Dataset items
■ ■ ■ ■ ■

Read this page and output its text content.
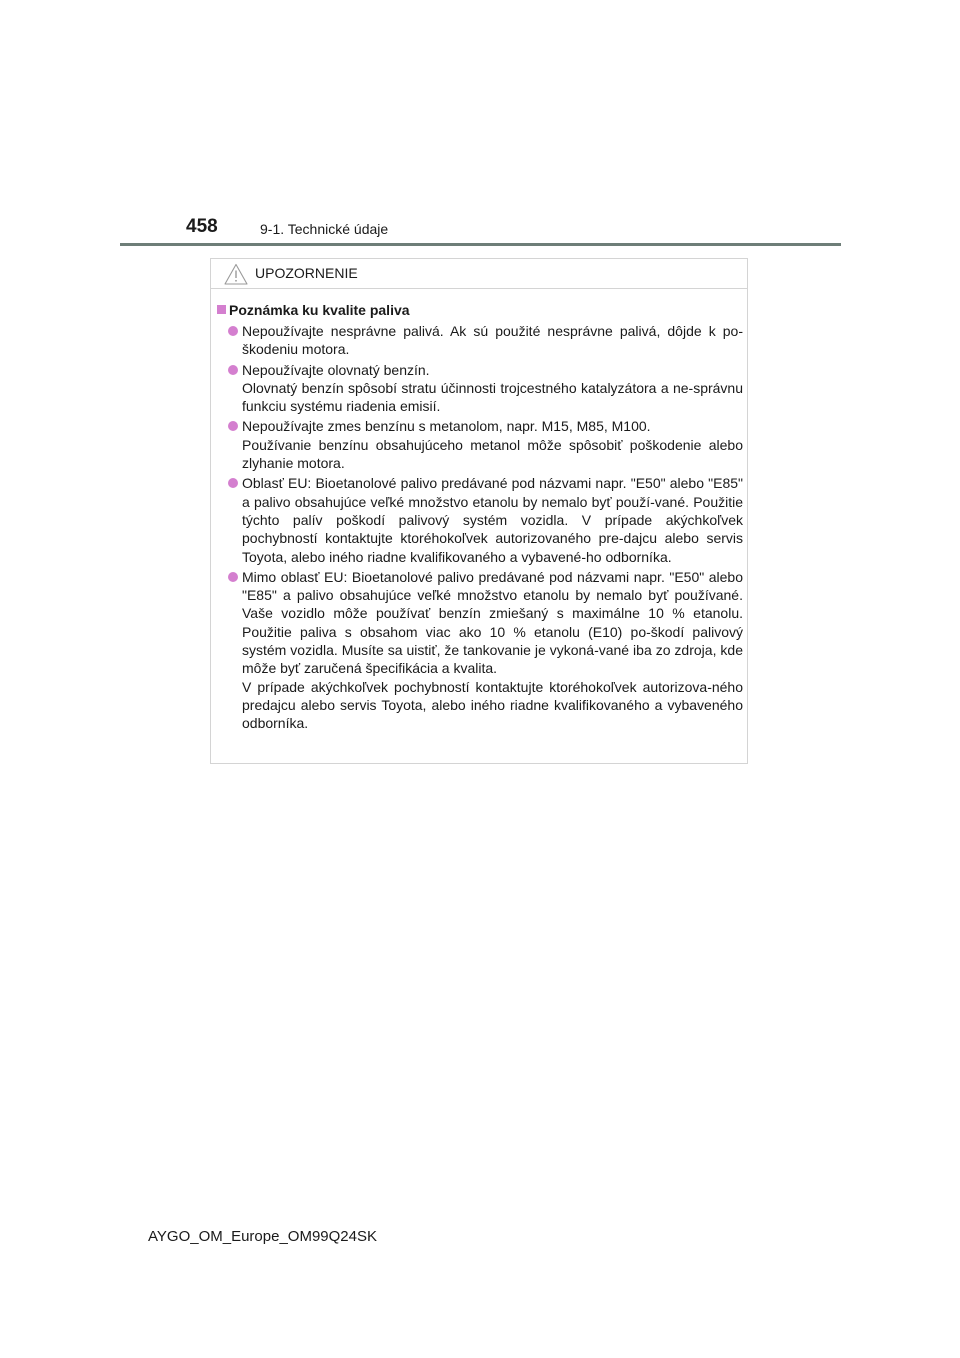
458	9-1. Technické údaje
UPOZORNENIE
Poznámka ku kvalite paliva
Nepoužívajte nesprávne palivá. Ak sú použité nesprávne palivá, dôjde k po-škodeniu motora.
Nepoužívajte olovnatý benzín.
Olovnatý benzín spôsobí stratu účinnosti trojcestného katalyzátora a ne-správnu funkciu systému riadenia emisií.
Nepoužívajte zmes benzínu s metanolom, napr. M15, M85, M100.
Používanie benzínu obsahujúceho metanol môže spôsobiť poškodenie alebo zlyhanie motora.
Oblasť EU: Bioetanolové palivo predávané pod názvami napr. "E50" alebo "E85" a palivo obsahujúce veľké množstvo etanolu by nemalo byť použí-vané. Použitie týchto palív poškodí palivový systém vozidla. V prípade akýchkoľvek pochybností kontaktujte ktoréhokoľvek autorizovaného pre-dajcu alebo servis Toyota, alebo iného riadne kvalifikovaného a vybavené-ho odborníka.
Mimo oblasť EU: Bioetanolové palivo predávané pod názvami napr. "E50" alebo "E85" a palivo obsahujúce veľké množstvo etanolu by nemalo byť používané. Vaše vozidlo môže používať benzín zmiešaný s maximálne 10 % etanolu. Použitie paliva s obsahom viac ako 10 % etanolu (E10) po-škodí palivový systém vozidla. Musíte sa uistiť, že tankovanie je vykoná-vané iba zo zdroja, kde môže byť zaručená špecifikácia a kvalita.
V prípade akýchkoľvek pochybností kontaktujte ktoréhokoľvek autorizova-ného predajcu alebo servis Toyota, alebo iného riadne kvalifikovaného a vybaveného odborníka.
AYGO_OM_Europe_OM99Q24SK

■ ■ ■ ■ ■

### [What you need to do]
Using the data above, print every line exactly, omitting pictures.

### [Solution to the problem]
Read this page and output its text content.
458	9-1. Technické údaje
UPOZORNENIE
Poznámka ku kvalite paliva
Nepoužívajte nesprávne palivá. Ak sú použité nesprávne palivá, dôjde k po-škodeniu motora.
Nepoužívajte olovnatý benzín.
Olovnatý benzín spôsobí stratu účinnosti trojcestného katalyzátora a ne-správnu funkciu systému riadenia emisií.
Nepoužívajte zmes benzínu s metanolom, napr. M15, M85, M100.
Používanie benzínu obsahujúceho metanol môže spôsobiť poškodenie alebo zlyhanie motora.
Oblasť EU: Bioetanolové palivo predávané pod názvami napr. "E50" alebo "E85" a palivo obsahujúce veľké množstvo etanolu by nemalo byť použí-vané. Použitie týchto palív poškodí palivový systém vozidla. V prípade akýchkoľvek pochybností kontaktujte ktoréhokoľvek autorizovaného pre-dajcu alebo servis Toyota, alebo iného riadne kvalifikovaného a vybavené-ho odborníka.
Mimo oblasť EU: Bioetanolové palivo predávané pod názvami napr. "E50" alebo "E85" a palivo obsahujúce veľké množstvo etanolu by nemalo byť používané. Vaše vozidlo môže používať benzín zmiešaný s maximálne 10 % etanolu. Použitie paliva s obsahom viac ako 10 % etanolu (E10) po-škodí palivový systém vozidla. Musíte sa uistiť, že tankovanie je vykoná-vané iba zo zdroja, kde môže byť zaručená špecifikácia a kvalita.
V prípade akýchkoľvek pochybností kontaktujte ktoréhokoľvek autorizova-ného predajcu alebo servis Toyota, alebo iného riadne kvalifikovaného a vybaveného odborníka.
AYGO_OM_Europe_OM99Q24SK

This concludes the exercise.